***** Provided data

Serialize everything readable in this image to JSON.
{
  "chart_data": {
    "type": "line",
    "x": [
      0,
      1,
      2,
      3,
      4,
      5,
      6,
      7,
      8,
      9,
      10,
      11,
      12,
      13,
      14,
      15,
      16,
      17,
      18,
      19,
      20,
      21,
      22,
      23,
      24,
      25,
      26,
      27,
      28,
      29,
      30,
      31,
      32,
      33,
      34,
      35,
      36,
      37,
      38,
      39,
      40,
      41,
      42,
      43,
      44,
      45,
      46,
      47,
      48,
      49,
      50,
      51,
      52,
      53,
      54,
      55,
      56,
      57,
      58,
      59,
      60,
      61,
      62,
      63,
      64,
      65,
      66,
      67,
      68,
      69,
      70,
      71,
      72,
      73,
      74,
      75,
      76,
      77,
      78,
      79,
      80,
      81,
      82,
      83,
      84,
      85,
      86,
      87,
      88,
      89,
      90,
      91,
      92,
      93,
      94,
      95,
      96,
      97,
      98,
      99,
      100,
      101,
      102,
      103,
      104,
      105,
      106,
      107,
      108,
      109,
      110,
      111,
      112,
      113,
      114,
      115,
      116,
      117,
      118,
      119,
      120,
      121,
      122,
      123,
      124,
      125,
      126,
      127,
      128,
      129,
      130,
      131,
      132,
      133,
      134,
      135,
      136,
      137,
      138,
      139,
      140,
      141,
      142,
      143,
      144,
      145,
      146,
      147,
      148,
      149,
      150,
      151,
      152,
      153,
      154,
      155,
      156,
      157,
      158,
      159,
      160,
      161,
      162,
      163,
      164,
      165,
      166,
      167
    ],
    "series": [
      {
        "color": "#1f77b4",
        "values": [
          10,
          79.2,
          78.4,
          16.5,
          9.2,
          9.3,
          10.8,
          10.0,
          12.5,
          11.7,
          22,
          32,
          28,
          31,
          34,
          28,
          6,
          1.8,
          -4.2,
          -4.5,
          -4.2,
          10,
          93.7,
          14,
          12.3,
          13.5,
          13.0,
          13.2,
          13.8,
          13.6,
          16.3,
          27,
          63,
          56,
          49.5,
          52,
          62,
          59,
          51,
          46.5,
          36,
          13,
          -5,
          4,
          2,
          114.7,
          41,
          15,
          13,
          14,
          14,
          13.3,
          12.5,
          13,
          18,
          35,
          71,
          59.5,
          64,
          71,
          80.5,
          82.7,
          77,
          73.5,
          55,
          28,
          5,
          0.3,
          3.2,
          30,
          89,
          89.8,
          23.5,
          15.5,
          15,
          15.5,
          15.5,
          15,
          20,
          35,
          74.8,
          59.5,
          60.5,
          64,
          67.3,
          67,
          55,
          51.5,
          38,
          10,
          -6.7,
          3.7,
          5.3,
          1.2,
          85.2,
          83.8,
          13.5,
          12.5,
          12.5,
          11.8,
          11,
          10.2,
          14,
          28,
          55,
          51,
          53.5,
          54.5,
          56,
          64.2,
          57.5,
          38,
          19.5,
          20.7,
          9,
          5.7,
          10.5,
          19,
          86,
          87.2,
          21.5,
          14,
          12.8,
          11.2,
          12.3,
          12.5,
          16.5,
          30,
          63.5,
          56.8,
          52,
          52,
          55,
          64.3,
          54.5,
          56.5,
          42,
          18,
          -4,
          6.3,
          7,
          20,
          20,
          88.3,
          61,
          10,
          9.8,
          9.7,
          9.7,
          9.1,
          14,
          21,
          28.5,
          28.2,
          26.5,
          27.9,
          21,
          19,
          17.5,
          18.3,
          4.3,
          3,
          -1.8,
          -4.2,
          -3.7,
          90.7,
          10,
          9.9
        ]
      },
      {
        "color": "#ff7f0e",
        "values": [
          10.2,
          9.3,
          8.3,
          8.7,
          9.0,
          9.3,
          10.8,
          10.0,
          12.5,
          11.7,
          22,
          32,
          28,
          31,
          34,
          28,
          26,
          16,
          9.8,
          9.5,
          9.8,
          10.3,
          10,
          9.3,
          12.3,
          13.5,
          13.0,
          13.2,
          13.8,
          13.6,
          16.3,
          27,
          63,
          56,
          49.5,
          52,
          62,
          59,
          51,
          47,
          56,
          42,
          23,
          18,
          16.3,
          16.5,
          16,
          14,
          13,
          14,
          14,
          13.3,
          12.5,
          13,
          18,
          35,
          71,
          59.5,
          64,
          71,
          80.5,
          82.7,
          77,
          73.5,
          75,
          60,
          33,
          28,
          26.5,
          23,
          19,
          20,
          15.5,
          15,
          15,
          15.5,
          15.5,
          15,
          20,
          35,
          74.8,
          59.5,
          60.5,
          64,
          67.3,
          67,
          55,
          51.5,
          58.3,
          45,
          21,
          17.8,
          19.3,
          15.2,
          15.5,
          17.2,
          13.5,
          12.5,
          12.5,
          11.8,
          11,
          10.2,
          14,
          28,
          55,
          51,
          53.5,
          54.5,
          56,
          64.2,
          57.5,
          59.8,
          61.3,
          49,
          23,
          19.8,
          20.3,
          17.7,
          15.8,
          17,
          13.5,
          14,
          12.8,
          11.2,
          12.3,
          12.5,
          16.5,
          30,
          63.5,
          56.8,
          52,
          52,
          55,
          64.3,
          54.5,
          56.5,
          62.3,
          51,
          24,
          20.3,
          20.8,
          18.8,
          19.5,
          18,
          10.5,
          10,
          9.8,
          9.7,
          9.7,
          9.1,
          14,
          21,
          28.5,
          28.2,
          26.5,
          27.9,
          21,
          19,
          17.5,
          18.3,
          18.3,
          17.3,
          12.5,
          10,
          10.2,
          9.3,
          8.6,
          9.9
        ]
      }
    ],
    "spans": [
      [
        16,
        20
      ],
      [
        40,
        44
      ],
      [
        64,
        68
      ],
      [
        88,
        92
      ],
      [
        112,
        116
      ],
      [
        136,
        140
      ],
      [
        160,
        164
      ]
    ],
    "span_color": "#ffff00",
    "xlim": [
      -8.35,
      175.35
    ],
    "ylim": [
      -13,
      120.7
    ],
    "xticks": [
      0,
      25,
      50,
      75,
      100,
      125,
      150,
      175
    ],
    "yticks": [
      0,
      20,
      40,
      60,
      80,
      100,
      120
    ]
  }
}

**********

**Your objective:**
Using the listing above, please repeat every entry exactly.

**Result of this task:**
Serialize everything readable in this image to JSON.
{
  "chart_data": {
    "type": "line",
    "x": [
      0,
      1,
      2,
      3,
      4,
      5,
      6,
      7,
      8,
      9,
      10,
      11,
      12,
      13,
      14,
      15,
      16,
      17,
      18,
      19,
      20,
      21,
      22,
      23,
      24,
      25,
      26,
      27,
      28,
      29,
      30,
      31,
      32,
      33,
      34,
      35,
      36,
      37,
      38,
      39,
      40,
      41,
      42,
      43,
      44,
      45,
      46,
      47,
      48,
      49,
      50,
      51,
      52,
      53,
      54,
      55,
      56,
      57,
      58,
      59,
      60,
      61,
      62,
      63,
      64,
      65,
      66,
      67,
      68,
      69,
      70,
      71,
      72,
      73,
      74,
      75,
      76,
      77,
      78,
      79,
      80,
      81,
      82,
      83,
      84,
      85,
      86,
      87,
      88,
      89,
      90,
      91,
      92,
      93,
      94,
      95,
      96,
      97,
      98,
      99,
      100,
      101,
      102,
      103,
      104,
      105,
      106,
      107,
      108,
      109,
      110,
      111,
      112,
      113,
      114,
      115,
      116,
      117,
      118,
      119,
      120,
      121,
      122,
      123,
      124,
      125,
      126,
      127,
      128,
      129,
      130,
      131,
      132,
      133,
      134,
      135,
      136,
      137,
      138,
      139,
      140,
      141,
      142,
      143,
      144,
      145,
      146,
      147,
      148,
      149,
      150,
      151,
      152,
      153,
      154,
      155,
      156,
      157,
      158,
      159,
      160,
      161,
      162,
      163,
      164,
      165,
      166,
      167
    ],
    "series": [
      {
        "color": "#1f77b4",
        "values": [
          10,
          79.2,
          78.4,
          16.5,
          9.2,
          9.3,
          10.8,
          10.0,
          12.5,
          11.7,
          22,
          32,
          28,
          31,
          34,
          28,
          6,
          1.8,
          -4.2,
          -4.5,
          -4.2,
          10,
          93.7,
          14,
          12.3,
          13.5,
          13.0,
          13.2,
          13.8,
          13.6,
          16.3,
          27,
          63,
          56,
          49.5,
          52,
          62,
          59,
          51,
          46.5,
          36,
          13,
          -5,
          4,
          2,
          114.7,
          41,
          15,
          13,
          14,
          14,
          13.3,
          12.5,
          13,
          18,
          35,
          71,
          59.5,
          64,
          71,
          80.5,
          82.7,
          77,
          73.5,
          55,
          28,
          5,
          0.3,
          3.2,
          30,
          89,
          89.8,
          23.5,
          15.5,
          15,
          15.5,
          15.5,
          15,
          20,
          35,
          74.8,
          59.5,
          60.5,
          64,
          67.3,
          67,
          55,
          51.5,
          38,
          10,
          -6.7,
          3.7,
          5.3,
          1.2,
          85.2,
          83.8,
          13.5,
          12.5,
          12.5,
          11.8,
          11,
          10.2,
          14,
          28,
          55,
          51,
          53.5,
          54.5,
          56,
          64.2,
          57.5,
          38,
          19.5,
          20.7,
          9,
          5.7,
          10.5,
          19,
          86,
          87.2,
          21.5,
          14,
          12.8,
          11.2,
          12.3,
          12.5,
          16.5,
          30,
          63.5,
          56.8,
          52,
          52,
          55,
          64.3,
          54.5,
          56.5,
          42,
          18,
          -4,
          6.3,
          7,
          20,
          20,
          88.3,
          61,
          10,
          9.8,
          9.7,
          9.7,
          9.1,
          14,
          21,
          28.5,
          28.2,
          26.5,
          27.9,
          21,
          19,
          17.5,
          18.3,
          4.3,
          3,
          -1.8,
          -4.2,
          -3.7,
          90.7,
          10,
          9.9
        ]
      },
      {
        "color": "#ff7f0e",
        "values": [
          10.2,
          9.3,
          8.3,
          8.7,
          9.0,
          9.3,
          10.8,
          10.0,
          12.5,
          11.7,
          22,
          32,
          28,
          31,
          34,
          28,
          26,
          16,
          9.8,
          9.5,
          9.8,
          10.3,
          10,
          9.3,
          12.3,
          13.5,
          13.0,
          13.2,
          13.8,
          13.6,
          16.3,
          27,
          63,
          56,
          49.5,
          52,
          62,
          59,
          51,
          47,
          56,
          42,
          23,
          18,
          16.3,
          16.5,
          16,
          14,
          13,
          14,
          14,
          13.3,
          12.5,
          13,
          18,
          35,
          71,
          59.5,
          64,
          71,
          80.5,
          82.7,
          77,
          73.5,
          75,
          60,
          33,
          28,
          26.5,
          23,
          19,
          20,
          15.5,
          15,
          15,
          15.5,
          15.5,
          15,
          20,
          35,
          74.8,
          59.5,
          60.5,
          64,
          67.3,
          67,
          55,
          51.5,
          58.3,
          45,
          21,
          17.8,
          19.3,
          15.2,
          15.5,
          17.2,
          13.5,
          12.5,
          12.5,
          11.8,
          11,
          10.2,
          14,
          28,
          55,
          51,
          53.5,
          54.5,
          56,
          64.2,
          57.5,
          59.8,
          61.3,
          49,
          23,
          19.8,
          20.3,
          17.7,
          15.8,
          17,
          13.5,
          14,
          12.8,
          11.2,
          12.3,
          12.5,
          16.5,
          30,
          63.5,
          56.8,
          52,
          52,
          55,
          64.3,
          54.5,
          56.5,
          62.3,
          51,
          24,
          20.3,
          20.8,
          18.8,
          19.5,
          18,
          10.5,
          10,
          9.8,
          9.7,
          9.7,
          9.1,
          14,
          21,
          28.5,
          28.2,
          26.5,
          27.9,
          21,
          19,
          17.5,
          18.3,
          18.3,
          17.3,
          12.5,
          10,
          10.2,
          9.3,
          8.6,
          9.9
        ]
      }
    ],
    "spans": [
      [
        16,
        20
      ],
      [
        40,
        44
      ],
      [
        64,
        68
      ],
      [
        88,
        92
      ],
      [
        112,
        116
      ],
      [
        136,
        140
      ],
      [
        160,
        164
      ]
    ],
    "span_color": "#ffff00",
    "xlim": [
      -8.35,
      175.35
    ],
    "ylim": [
      -13,
      120.7
    ],
    "xticks": [
      0,
      25,
      50,
      75,
      100,
      125,
      150,
      175
    ],
    "yticks": [
      0,
      20,
      40,
      60,
      80,
      100,
      120
    ]
  }
}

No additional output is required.